Given exercise:
Only the lines starting at the one that contains "Decode this image" and running to the end should be repeated, exactly as written.

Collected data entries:

========================================================================

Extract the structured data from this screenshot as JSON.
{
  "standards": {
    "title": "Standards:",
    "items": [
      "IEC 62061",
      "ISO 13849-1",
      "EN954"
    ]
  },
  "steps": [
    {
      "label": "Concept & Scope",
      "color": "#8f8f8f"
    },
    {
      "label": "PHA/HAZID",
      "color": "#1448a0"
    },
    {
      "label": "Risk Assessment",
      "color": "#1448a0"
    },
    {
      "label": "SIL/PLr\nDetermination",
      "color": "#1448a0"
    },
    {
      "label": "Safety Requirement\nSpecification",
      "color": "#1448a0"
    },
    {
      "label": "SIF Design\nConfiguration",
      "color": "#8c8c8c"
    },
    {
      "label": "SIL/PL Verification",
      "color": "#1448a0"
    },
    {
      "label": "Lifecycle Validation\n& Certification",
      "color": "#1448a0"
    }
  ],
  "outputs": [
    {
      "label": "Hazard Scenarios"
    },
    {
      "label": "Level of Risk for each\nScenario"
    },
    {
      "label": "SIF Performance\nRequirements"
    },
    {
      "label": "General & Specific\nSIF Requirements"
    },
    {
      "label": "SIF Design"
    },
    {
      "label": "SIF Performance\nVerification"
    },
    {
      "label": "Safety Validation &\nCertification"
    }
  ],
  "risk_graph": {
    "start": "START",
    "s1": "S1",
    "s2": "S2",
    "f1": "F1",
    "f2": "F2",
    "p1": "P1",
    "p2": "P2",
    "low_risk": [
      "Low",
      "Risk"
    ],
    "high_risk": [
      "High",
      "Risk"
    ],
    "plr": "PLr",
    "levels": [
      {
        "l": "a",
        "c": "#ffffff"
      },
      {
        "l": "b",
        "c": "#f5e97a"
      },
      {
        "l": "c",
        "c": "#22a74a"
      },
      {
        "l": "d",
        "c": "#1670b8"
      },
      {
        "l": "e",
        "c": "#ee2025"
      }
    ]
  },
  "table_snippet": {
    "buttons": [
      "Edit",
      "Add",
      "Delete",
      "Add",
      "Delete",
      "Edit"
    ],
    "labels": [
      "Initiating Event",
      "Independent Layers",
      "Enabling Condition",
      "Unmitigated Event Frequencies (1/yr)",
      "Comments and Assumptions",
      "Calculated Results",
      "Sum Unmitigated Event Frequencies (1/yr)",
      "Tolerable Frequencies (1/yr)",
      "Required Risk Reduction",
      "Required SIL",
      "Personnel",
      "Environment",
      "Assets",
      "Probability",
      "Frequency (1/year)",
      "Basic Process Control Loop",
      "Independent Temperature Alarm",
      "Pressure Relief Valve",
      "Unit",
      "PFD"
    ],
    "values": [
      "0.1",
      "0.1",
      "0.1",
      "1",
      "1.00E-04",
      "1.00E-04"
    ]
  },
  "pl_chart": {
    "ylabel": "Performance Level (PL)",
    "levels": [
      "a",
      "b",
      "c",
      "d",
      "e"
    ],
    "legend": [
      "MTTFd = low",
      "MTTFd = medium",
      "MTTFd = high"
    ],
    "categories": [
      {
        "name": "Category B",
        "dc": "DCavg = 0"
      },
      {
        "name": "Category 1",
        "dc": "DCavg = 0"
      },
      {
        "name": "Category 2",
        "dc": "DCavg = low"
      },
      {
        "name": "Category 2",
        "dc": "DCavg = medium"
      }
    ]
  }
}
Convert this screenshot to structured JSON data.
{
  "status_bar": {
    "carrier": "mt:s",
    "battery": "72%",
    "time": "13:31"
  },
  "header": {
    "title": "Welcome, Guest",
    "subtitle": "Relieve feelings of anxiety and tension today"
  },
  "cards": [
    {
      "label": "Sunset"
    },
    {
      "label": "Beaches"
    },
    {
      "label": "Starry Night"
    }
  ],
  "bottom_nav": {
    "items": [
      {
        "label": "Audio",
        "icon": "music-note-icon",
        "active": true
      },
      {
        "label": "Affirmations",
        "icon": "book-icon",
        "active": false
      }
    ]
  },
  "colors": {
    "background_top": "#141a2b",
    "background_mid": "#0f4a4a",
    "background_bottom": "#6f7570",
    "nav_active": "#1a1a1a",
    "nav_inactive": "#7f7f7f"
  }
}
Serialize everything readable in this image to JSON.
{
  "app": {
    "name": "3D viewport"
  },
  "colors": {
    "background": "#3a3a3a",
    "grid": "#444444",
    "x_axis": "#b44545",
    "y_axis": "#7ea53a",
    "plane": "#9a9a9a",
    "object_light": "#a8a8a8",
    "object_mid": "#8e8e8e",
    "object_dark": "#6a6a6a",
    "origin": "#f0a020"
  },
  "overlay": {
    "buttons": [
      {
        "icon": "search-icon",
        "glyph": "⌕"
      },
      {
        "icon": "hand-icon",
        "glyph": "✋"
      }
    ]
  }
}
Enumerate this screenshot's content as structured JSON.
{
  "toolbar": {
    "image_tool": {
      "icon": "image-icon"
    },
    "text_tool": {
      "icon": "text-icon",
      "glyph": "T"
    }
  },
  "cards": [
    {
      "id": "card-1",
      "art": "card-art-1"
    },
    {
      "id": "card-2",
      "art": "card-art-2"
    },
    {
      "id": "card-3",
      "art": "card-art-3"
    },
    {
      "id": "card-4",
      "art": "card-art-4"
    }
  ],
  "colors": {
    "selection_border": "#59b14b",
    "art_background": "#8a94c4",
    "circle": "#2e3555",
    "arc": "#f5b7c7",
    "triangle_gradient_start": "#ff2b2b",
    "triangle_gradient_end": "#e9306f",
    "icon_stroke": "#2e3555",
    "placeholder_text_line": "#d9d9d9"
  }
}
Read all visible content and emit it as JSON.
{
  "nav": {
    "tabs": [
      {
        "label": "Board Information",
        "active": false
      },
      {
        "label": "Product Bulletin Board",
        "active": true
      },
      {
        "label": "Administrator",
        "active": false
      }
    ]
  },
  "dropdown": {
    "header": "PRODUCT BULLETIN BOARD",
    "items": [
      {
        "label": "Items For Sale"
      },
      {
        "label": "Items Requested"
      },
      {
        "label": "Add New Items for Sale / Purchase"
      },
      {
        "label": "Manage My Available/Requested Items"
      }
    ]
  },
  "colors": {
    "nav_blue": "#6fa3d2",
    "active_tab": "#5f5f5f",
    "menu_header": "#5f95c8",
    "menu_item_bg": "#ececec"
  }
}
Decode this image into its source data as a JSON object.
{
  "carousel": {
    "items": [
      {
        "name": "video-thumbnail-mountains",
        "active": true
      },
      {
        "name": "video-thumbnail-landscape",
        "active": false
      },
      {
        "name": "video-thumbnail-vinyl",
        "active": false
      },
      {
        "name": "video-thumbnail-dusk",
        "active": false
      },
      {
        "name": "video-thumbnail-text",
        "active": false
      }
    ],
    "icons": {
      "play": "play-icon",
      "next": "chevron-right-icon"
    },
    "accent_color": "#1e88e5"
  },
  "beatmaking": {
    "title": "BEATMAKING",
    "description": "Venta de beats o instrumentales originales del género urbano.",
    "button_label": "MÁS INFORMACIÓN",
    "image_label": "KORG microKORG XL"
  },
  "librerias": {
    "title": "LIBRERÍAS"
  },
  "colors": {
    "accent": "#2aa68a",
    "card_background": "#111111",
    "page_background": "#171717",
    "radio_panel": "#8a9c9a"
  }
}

========================================================================

Answer to this task:
Decode this image into its source data as a JSON object.
{
  "carousel": {
    "items": [
      {
        "name": "video-thumbnail-mountains",
        "active": true
      },
      {
        "name": "video-thumbnail-landscape",
        "active": false
      },
      {
        "name": "video-thumbnail-vinyl",
        "active": false
      },
      {
        "name": "video-thumbnail-dusk",
        "active": false
      },
      {
        "name": "video-thumbnail-text",
        "active": false
      }
    ],
    "icons": {
      "play": "play-icon",
      "next": "chevron-right-icon"
    },
    "accent_color": "#1e88e5"
  },
  "beatmaking": {
    "title": "BEATMAKING",
    "description": "Venta de beats o instrumentales originales del género urbano.",
    "button_label": "MÁS INFORMACIÓN",
    "image_label": "KORG microKORG XL"
  },
  "librerias": {
    "title": "LIBRERÍAS"
  },
  "colors": {
    "accent": "#2aa68a",
    "card_background": "#111111",
    "page_background": "#171717",
    "radio_panel": "#8a9c9a"
  }
}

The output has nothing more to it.